» Required work:
**A)** Answer these questions using the text about mobile devices:
(i) Which event did the writer take the Vodafone BlackBerry to?
(ii) What four features did the HP iPaq 6915w provide?
(iii) Which city did the writer take the BlackBerry Pearl to?
**B)** Retype everything in the text about mobile devices from "Vodafone sent us" down to "I wonder why?".

======== Text section

Vodafone sent us one of the BlackBerrys before they were designed to not be hideous, as a review of their hosted BlackBerry service. This was quite impressive, even if it was hard to stop it getting my colleague Sean Jackson’s e-mail. My partner was horrified by the blinking, commanding red light, I was delighted by the clickwheel. I took it to 3GSM in Barcelona. VF asked us for it back soon afterwards. I wonder why?
HTC ?
I had this one in early 2006. I can find similar ones, but only from at least a year later – or perhaps we got an early prototype? Anyway, it was similar to this one but with even fewer hardware controls, so only the horribly crap touchscreen. The first one I had with a touchscreen, or WiFi. Didn’t really work. It also destroyed the SD card full of songs. Bastards.
HP iPaq 6915w
This one was actually quite impressive in a slightly grim enterprisey way. It provided a touchscreen, a QWERTY keypad, WiFi, and GPS, and it worked when it wasn’t crashing. It also had a hard plastic cover that flipped over the screen. I remember deliberately taking a photo on board a plane from London to Dubai to get a GPS fix, and finding that the camera app would look up photos on Multimap (Multimap!) if it could. Also, looking up questions on the Buddha Bar’s WiFi from IMDB to settle an argument.
HP wanted it back.
BlackBerry Pearl
Around then, RIM discovered product design and suddenly BlackBerry devices didn’t need a tea cosy over them. The first of the new breed was this one, and RIM sent me one, which I took to Cape Town. It worked well and looked good, although it was made of glue and phone calls sounded really odd.

================
======== Data for review

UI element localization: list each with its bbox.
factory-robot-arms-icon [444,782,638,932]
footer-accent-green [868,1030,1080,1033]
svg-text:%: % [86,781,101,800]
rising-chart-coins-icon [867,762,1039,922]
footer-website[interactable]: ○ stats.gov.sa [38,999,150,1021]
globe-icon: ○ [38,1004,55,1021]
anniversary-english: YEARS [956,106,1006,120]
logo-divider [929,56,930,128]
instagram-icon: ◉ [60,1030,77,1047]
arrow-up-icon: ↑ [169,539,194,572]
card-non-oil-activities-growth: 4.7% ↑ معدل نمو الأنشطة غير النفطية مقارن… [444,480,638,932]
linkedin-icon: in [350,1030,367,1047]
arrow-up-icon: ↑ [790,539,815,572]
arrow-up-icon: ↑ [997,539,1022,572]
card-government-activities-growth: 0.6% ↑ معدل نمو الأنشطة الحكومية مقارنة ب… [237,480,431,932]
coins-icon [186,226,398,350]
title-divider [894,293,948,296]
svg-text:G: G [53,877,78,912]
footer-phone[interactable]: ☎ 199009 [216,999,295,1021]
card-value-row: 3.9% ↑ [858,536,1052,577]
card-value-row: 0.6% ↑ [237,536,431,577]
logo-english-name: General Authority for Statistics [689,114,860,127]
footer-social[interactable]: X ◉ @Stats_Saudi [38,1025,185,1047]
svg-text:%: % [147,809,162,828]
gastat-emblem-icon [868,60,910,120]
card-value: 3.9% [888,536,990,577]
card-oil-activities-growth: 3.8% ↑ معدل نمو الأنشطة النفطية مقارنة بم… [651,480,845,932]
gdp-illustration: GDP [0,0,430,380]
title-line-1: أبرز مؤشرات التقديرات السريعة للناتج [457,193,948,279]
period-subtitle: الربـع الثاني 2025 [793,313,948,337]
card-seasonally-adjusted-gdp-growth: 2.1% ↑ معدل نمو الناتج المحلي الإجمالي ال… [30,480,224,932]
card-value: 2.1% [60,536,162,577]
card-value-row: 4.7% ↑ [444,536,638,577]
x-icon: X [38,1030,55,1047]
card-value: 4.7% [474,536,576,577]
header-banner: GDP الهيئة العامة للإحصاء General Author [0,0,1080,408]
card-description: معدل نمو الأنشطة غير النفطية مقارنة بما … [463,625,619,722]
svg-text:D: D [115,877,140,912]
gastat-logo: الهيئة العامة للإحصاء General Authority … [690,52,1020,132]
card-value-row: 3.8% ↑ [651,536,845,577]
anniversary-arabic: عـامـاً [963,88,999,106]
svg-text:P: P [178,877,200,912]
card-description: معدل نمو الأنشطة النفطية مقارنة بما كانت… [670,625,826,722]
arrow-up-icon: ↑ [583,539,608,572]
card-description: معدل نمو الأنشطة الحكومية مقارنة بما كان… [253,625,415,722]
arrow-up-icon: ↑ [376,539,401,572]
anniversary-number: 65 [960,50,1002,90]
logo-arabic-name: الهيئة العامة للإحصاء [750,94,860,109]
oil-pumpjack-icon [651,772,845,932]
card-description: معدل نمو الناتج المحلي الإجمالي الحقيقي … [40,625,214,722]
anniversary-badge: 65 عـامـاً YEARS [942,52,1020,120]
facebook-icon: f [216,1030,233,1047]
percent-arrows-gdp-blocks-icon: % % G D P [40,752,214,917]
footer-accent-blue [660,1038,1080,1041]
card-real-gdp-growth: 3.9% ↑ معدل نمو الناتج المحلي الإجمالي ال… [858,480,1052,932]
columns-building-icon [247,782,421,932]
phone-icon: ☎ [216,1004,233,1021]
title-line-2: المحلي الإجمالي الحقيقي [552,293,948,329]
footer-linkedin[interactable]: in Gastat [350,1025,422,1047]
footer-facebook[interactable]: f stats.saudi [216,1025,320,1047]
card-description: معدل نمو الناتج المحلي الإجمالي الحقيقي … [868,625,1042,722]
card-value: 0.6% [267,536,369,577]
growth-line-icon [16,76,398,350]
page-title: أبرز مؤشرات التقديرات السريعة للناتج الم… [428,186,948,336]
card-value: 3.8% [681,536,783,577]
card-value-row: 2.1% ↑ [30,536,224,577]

================

» Solutions in order:
**A)**
(i) 3GSM in Barcelona
(ii) A touchscreen, a QWERTY keypad, WiFi, and GPS
(iii) Cape Town

**B)**
Vodafone sent us one of the BlackBerrys before they were designed to not be hideous, as a review of their hosted BlackBerry service. This was quite impressive, even if it was hard to stop it getting my colleague Sean Jackson’s e-mail. My partner was horrified by the blinking, commanding red light, I was delighted by the clickwheel. I took it to 3GSM in Barcelona. VF asked us for it back soon afterwards. I wonder why?